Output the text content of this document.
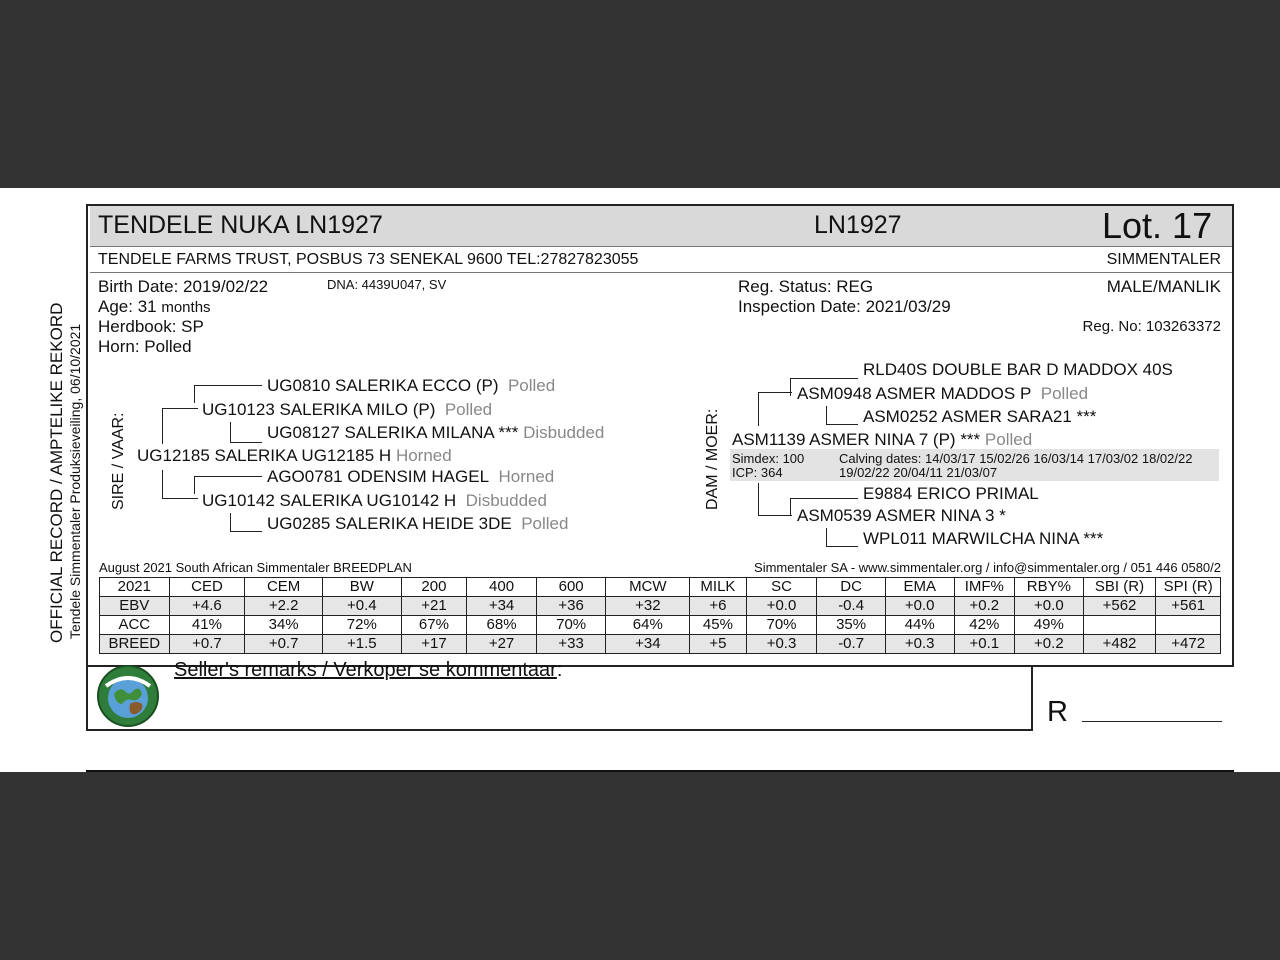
TENDELE NUKA LN1927	LN1927	Lot. 17
TENDELE FARMS TRUST, POSBUS 73 SENEKAL 9600 TEL:27827823055	SIMMENTALER
Birth Date: 2019/02/22	DNA: 4439U047, SV
Age: 31 months
Herdbook: SP
Horn: Polled
Reg. Status: REG
Inspection Date: 2021/03/29
MALE/MANLIK
Reg. No: 103263372
OFFICIAL RECORD / AMPTELIKE REKORD Tendele Simmentaler Produksieveiling, 06/10/2021 SIRE / VAAR: UG12185 SALERIKA UG12185 H Horned
UG10123 SALERIKA MILO (P) Polled
UG0810 SALERIKA ECCO (P) Polled
UG08127 SALERIKA MILANA *** Disbudded
UG10142 SALERIKA UG10142 H Disbudded
AGO0781 ODENSIM HAGEL Horned
UG0285 SALERIKA HEIDE 3DE Polled
DAM / MOER: ASM1139 ASMER NINA 7 (P) *** Polled
Simdex: 100
ICP: 364
Calving dates: 14/03/17 15/02/26 16/03/14 17/03/02 18/02/22
19/02/22 20/04/11 21/03/07
ASM0948 ASMER MADDOS P Polled
RLD40S DOUBLE BAR D MADDOX 40S
ASM0252 ASMER SARA21 ***
ASM0539 ASMER NINA 3 *
E9884 ERICO PRIMAL
WPL011 MARWILCHA NINA ***
August 2021 South African Simmentaler BREEDPLAN	Simmentaler SA - www.simmentaler.org / info@simmentaler.org / 051 446 0580/2
2021	CED	CEM	BW	200	400	600	MCW	MILK	SC	DC	EMA	IMF%	RBY%	SBI (R)	SPI (R)
EBV	+4.6	+2.2	+0.4	+21	+34	+36	+32	+6	+0.0	-0.4	+0.0	+0.2	+0.0	+562	+561
ACC	41%	34%	72%	67%	68%	70%	64%	45%	70%	35%	44%	42%	49%		
BREED	+0.7	+0.7	+1.5	+17	+27	+33	+34	+5	+0.3	-0.7	+0.3	+0.1	+0.2	+482	+472
Seller's remarks / Verkoper se kommentaar:
R
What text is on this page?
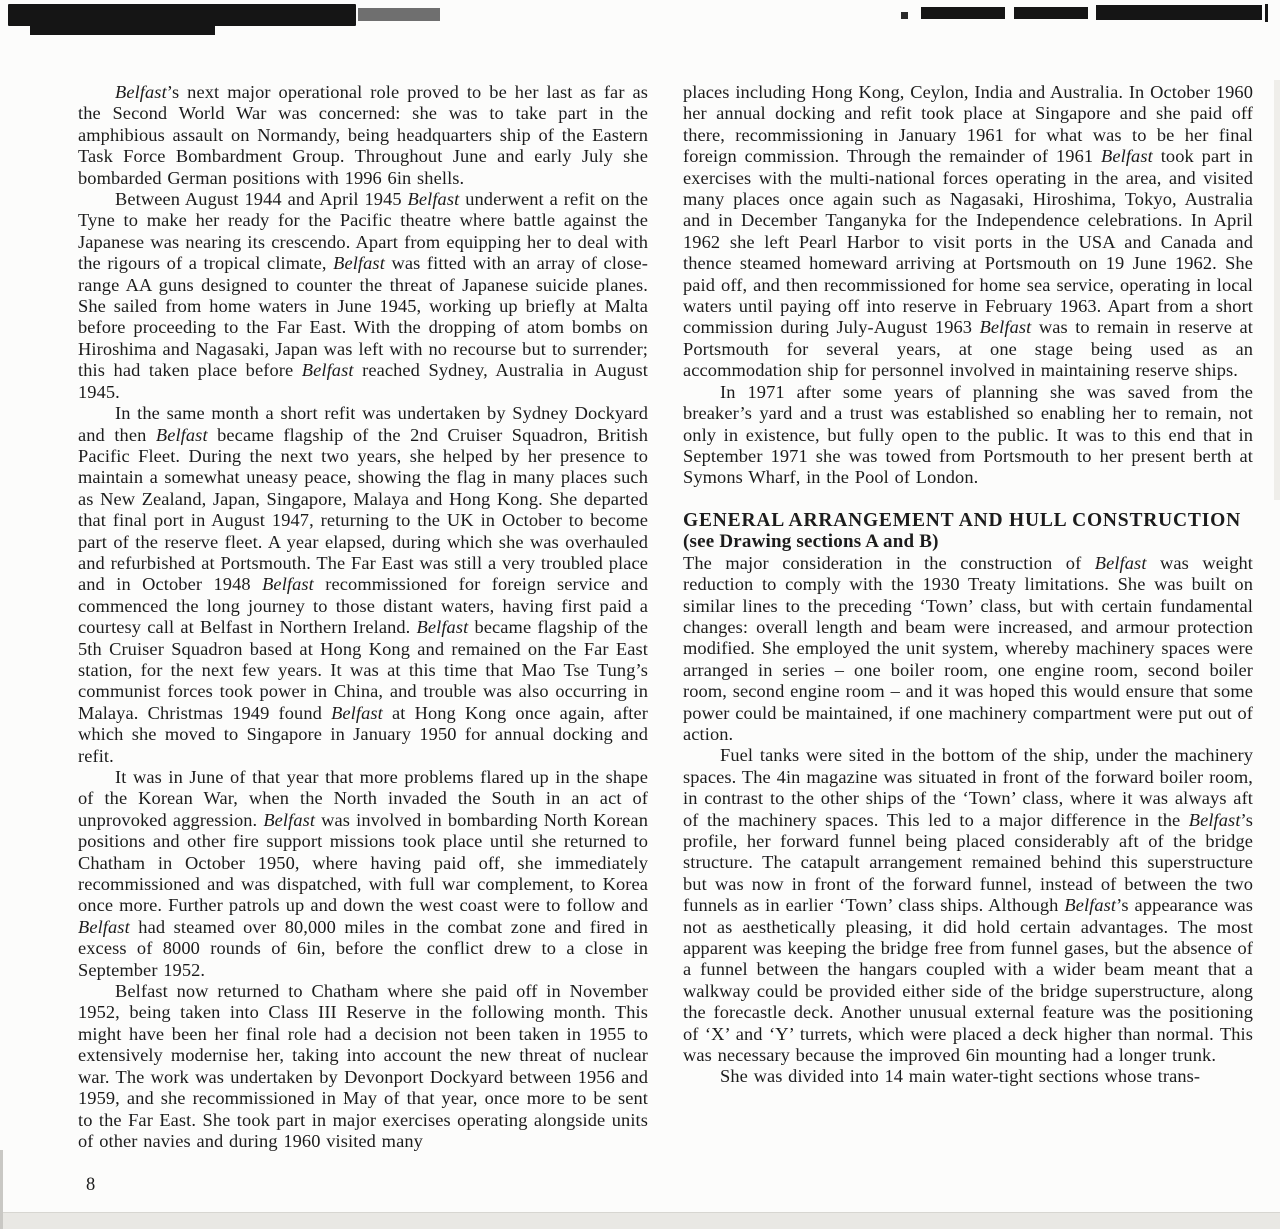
Belfast’s next major operational role proved to be her last as far as the Second World War was concerned: she was to take part in the amphibious assault on Normandy, being headquarters ship of the Eastern Task Force Bombardment Group. Throughout June and early July she bombarded German positions with 1996 6in shells.

Between August 1944 and April 1945 Belfast underwent a refit on the Tyne to make her ready for the Pacific theatre where battle against the Japanese was nearing its crescendo. Apart from equipping her to deal with the rigours of a tropical climate, Belfast was fitted with an array of close-range AA guns designed to counter the threat of Japanese suicide planes. She sailed from home waters in June 1945, working up briefly at Malta before proceeding to the Far East. With the dropping of atom bombs on Hiroshima and Nagasaki, Japan was left with no recourse but to surrender; this had taken place before Belfast reached Sydney, Australia in August 1945.

In the same month a short refit was undertaken by Sydney Dockyard and then Belfast became flagship of the 2nd Cruiser Squadron, British Pacific Fleet. During the next two years, she helped by her presence to maintain a somewhat uneasy peace, showing the flag in many places such as New Zealand, Japan, Singapore, Malaya and Hong Kong. She departed that final port in August 1947, returning to the UK in October to become part of the reserve fleet. A year elapsed, during which she was overhauled and refurbished at Portsmouth. The Far East was still a very troubled place and in October 1948 Belfast recommissioned for foreign service and commenced the long journey to those distant waters, having first paid a courtesy call at Belfast in Northern Ireland. Belfast became flagship of the 5th Cruiser Squadron based at Hong Kong and remained on the Far East station, for the next few years. It was at this time that Mao Tse Tung’s communist forces took power in China, and trouble was also occurring in Malaya. Christmas 1949 found Belfast at Hong Kong once again, after which she moved to Singapore in January 1950 for annual docking and refit.

It was in June of that year that more problems flared up in the shape of the Korean War, when the North invaded the South in an act of unprovoked aggression. Belfast was involved in bombarding North Korean positions and other fire support missions took place until she returned to Chatham in October 1950, where having paid off, she immediately recommissioned and was dispatched, with full war complement, to Korea once more. Further patrols up and down the west coast were to follow and Belfast had steamed over 80,000 miles in the combat zone and fired in excess of 8000 rounds of 6in, before the conflict drew to a close in September 1952.

Belfast now returned to Chatham where she paid off in November 1952, being taken into Class III Reserve in the following month. This might have been her final role had a decision not been taken in 1955 to extensively modernise her, taking into account the new threat of nuclear war. The work was undertaken by Devonport Dockyard between 1956 and 1959, and she recommissioned in May of that year, once more to be sent to the Far East. She took part in major exercises operating alongside units of other navies and during 1960 visited many

places including Hong Kong, Ceylon, India and Australia. In October 1960 her annual docking and refit took place at Singapore and she paid off there, recommissioning in January 1961 for what was to be her final foreign commission. Through the remainder of 1961 Belfast took part in exercises with the multi-national forces operating in the area, and visited many places once again such as Nagasaki, Hiroshima, Tokyo, Australia and in December Tanganyka for the Independence celebrations. In April 1962 she left Pearl Harbor to visit ports in the USA and Canada and thence steamed homeward arriving at Portsmouth on 19 June 1962. She paid off, and then recommissioned for home sea service, operating in local waters until paying off into reserve in February 1963. Apart from a short commission during July-August 1963 Belfast was to remain in reserve at Portsmouth for several years, at one stage being used as an accommodation ship for personnel involved in maintaining reserve ships.

In 1971 after some years of planning she was saved from the breaker’s yard and a trust was established so enabling her to remain, not only in existence, but fully open to the public. It was to this end that in September 1971 she was towed from Portsmouth to her present berth at Symons Wharf, in the Pool of London.

GENERAL ARRANGEMENT AND HULL CONSTRUCTION
(see Drawing sections A and B)

The major consideration in the construction of Belfast was weight reduction to comply with the 1930 Treaty limitations. She was built on similar lines to the preceding ‘Town’ class, but with certain fundamental changes: overall length and beam were increased, and armour protection modified. She employed the unit system, whereby machinery spaces were arranged in series – one boiler room, one engine room, second boiler room, second engine room – and it was hoped this would ensure that some power could be maintained, if one machinery compartment were put out of action.

Fuel tanks were sited in the bottom of the ship, under the machinery spaces. The 4in magazine was situated in front of the forward boiler room, in contrast to the other ships of the ‘Town’ class, where it was always aft of the machinery spaces. This led to a major difference in the Belfast’s profile, her forward funnel being placed considerably aft of the bridge structure. The catapult arrangement remained behind this superstructure but was now in front of the forward funnel, instead of between the two funnels as in earlier ‘Town’ class ships. Although Belfast’s appearance was not as aesthetically pleasing, it did hold certain advantages. The most apparent was keeping the bridge free from funnel gases, but the absence of a funnel between the hangars coupled with a wider beam meant that a walkway could be provided either side of the bridge superstructure, along the forecastle deck. Another unusual external feature was the positioning of ‘X’ and ‘Y’ turrets, which were placed a deck higher than normal. This was necessary because the improved 6in mounting had a longer trunk.

She was divided into 14 main water-tight sections whose trans-

8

==========

*Aim:* Return the records exactly. Don't carry the pictures over.

*Result of this task:*
Output the text content of this document.
TENDELE NUKA LN1927	LN1927	Lot. 17
TENDELE FARMS TRUST, POSBUS 73 SENEKAL 9600 TEL:27827823055	SIMMENTALER
Birth Date: 2019/02/22	DNA: 4439U047, SV
Age: 31 months
Herdbook: SP
Horn: Polled
Reg. Status: REG
Inspection Date: 2021/03/29
MALE/MANLIK
Reg. No: 103263372
OFFICIAL RECORD / AMPTELIKE REKORD Tendele Simmentaler Produksieveiling, 06/10/2021 SIRE / VAAR: UG12185 SALERIKA UG12185 H Horned
UG10123 SALERIKA MILO (P) Polled
UG0810 SALERIKA ECCO (P) Polled
UG08127 SALERIKA MILANA *** Disbudded
UG10142 SALERIKA UG10142 H Disbudded
AGO0781 ODENSIM HAGEL Horned
UG0285 SALERIKA HEIDE 3DE Polled
DAM / MOER: ASM1139 ASMER NINA 7 (P) *** Polled
Simdex: 100
ICP: 364
Calving dates: 14/03/17 15/02/26 16/03/14 17/03/02 18/02/22
19/02/22 20/04/11 21/03/07
ASM0948 ASMER MADDOS P Polled
RLD40S DOUBLE BAR D MADDOX 40S
ASM0252 ASMER SARA21 ***
ASM0539 ASMER NINA 3 *
E9884 ERICO PRIMAL
WPL011 MARWILCHA NINA ***
August 2021 South African Simmentaler BREEDPLAN	Simmentaler SA - www.simmentaler.org / info@simmentaler.org / 051 446 0580/2
2021	CED	CEM	BW	200	400	600	MCW	MILK	SC	DC	EMA	IMF%	RBY%	SBI (R)	SPI (R)
EBV	+4.6	+2.2	+0.4	+21	+34	+36	+32	+6	+0.0	-0.4	+0.0	+0.2	+0.0	+562	+561
ACC	41%	34%	72%	67%	68%	70%	64%	45%	70%	35%	44%	42%	49%		
BREED	+0.7	+0.7	+1.5	+17	+27	+33	+34	+5	+0.3	-0.7	+0.3	+0.1	+0.2	+482	+472
Seller's remarks / Verkoper se kommentaar:
R
What text is on this page?
Belfast’s next major operational role proved to be her last as far as the Second World War was concerned: she was to take part in the amphibious assault on Normandy, being headquarters ship of the Eastern Task Force Bombardment Group. Throughout June and early July she bombarded German positions with 1996 6in shells.

Between August 1944 and April 1945 Belfast underwent a refit on the Tyne to make her ready for the Pacific theatre where battle against the Japanese was nearing its crescendo. Apart from equipping her to deal with the rigours of a tropical climate, Belfast was fitted with an array of close-range AA guns designed to counter the threat of Japanese suicide planes. She sailed from home waters in June 1945, working up briefly at Malta before proceeding to the Far East. With the dropping of atom bombs on Hiroshima and Nagasaki, Japan was left with no recourse but to surrender; this had taken place before Belfast reached Sydney, Australia in August 1945.

In the same month a short refit was undertaken by Sydney Dockyard and then Belfast became flagship of the 2nd Cruiser Squadron, British Pacific Fleet. During the next two years, she helped by her presence to maintain a somewhat uneasy peace, showing the flag in many places such as New Zealand, Japan, Singapore, Malaya and Hong Kong. She departed that final port in August 1947, returning to the UK in October to become part of the reserve fleet. A year elapsed, during which she was overhauled and refurbished at Portsmouth. The Far East was still a very troubled place and in October 1948 Belfast recommissioned for foreign service and commenced the long journey to those distant waters, having first paid a courtesy call at Belfast in Northern Ireland. Belfast became flagship of the 5th Cruiser Squadron based at Hong Kong and remained on the Far East station, for the next few years. It was at this time that Mao Tse Tung’s communist forces took power in China, and trouble was also occurring in Malaya. Christmas 1949 found Belfast at Hong Kong once again, after which she moved to Singapore in January 1950 for annual docking and refit.

It was in June of that year that more problems flared up in the shape of the Korean War, when the North invaded the South in an act of unprovoked aggression. Belfast was involved in bombarding North Korean positions and other fire support missions took place until she returned to Chatham in October 1950, where having paid off, she immediately recommissioned and was dispatched, with full war complement, to Korea once more. Further patrols up and down the west coast were to follow and Belfast had steamed over 80,000 miles in the combat zone and fired in excess of 8000 rounds of 6in, before the conflict drew to a close in September 1952.

Belfast now returned to Chatham where she paid off in November 1952, being taken into Class III Reserve in the following month. This might have been her final role had a decision not been taken in 1955 to extensively modernise her, taking into account the new threat of nuclear war. The work was undertaken by Devonport Dockyard between 1956 and 1959, and she recommissioned in May of that year, once more to be sent to the Far East. She took part in major exercises operating alongside units of other navies and during 1960 visited many

places including Hong Kong, Ceylon, India and Australia. In October 1960 her annual docking and refit took place at Singapore and she paid off there, recommissioning in January 1961 for what was to be her final foreign commission. Through the remainder of 1961 Belfast took part in exercises with the multi-national forces operating in the area, and visited many places once again such as Nagasaki, Hiroshima, Tokyo, Australia and in December Tanganyka for the Independence celebrations. In April 1962 she left Pearl Harbor to visit ports in the USA and Canada and thence steamed homeward arriving at Portsmouth on 19 June 1962. She paid off, and then recommissioned for home sea service, operating in local waters until paying off into reserve in February 1963. Apart from a short commission during July-August 1963 Belfast was to remain in reserve at Portsmouth for several years, at one stage being used as an accommodation ship for personnel involved in maintaining reserve ships.

In 1971 after some years of planning she was saved from the breaker’s yard and a trust was established so enabling her to remain, not only in existence, but fully open to the public. It was to this end that in September 1971 she was towed from Portsmouth to her present berth at Symons Wharf, in the Pool of London.

GENERAL ARRANGEMENT AND HULL CONSTRUCTION
(see Drawing sections A and B)

The major consideration in the construction of Belfast was weight reduction to comply with the 1930 Treaty limitations. She was built on similar lines to the preceding ‘Town’ class, but with certain fundamental changes: overall length and beam were increased, and armour protection modified. She employed the unit system, whereby machinery spaces were arranged in series – one boiler room, one engine room, second boiler room, second engine room – and it was hoped this would ensure that some power could be maintained, if one machinery compartment were put out of action.

Fuel tanks were sited in the bottom of the ship, under the machinery spaces. The 4in magazine was situated in front of the forward boiler room, in contrast to the other ships of the ‘Town’ class, where it was always aft of the machinery spaces. This led to a major difference in the Belfast’s profile, her forward funnel being placed considerably aft of the bridge structure. The catapult arrangement remained behind this superstructure but was now in front of the forward funnel, instead of between the two funnels as in earlier ‘Town’ class ships. Although Belfast’s appearance was not as aesthetically pleasing, it did hold certain advantages. The most apparent was keeping the bridge free from funnel gases, but the absence of a funnel between the hangars coupled with a wider beam meant that a walkway could be provided either side of the bridge superstructure, along the forecastle deck. Another unusual external feature was the positioning of ‘X’ and ‘Y’ turrets, which were placed a deck higher than normal. This was necessary because the improved 6in mounting had a longer trunk.

She was divided into 14 main water-tight sections whose trans-

8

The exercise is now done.